:: Supplied entries ::

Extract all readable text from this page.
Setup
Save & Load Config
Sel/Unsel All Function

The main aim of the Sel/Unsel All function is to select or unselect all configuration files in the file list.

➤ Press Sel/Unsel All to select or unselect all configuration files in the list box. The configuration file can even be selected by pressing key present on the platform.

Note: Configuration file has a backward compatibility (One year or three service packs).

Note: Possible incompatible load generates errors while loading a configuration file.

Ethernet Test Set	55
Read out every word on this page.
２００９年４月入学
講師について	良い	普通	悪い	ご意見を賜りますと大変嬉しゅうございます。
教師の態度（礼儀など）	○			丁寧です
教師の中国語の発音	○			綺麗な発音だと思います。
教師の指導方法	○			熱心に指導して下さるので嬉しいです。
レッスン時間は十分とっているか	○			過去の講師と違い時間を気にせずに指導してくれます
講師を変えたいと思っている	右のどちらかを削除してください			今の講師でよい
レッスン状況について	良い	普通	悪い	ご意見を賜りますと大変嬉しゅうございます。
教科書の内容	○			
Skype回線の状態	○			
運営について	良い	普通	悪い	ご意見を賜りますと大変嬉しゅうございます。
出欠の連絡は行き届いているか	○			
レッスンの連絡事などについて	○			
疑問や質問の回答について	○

:::

# Problem details
Identify each line holding the string "this", and copy it out.

# Exercise solution
Extract all readable text from this page.
Read out every word on this page.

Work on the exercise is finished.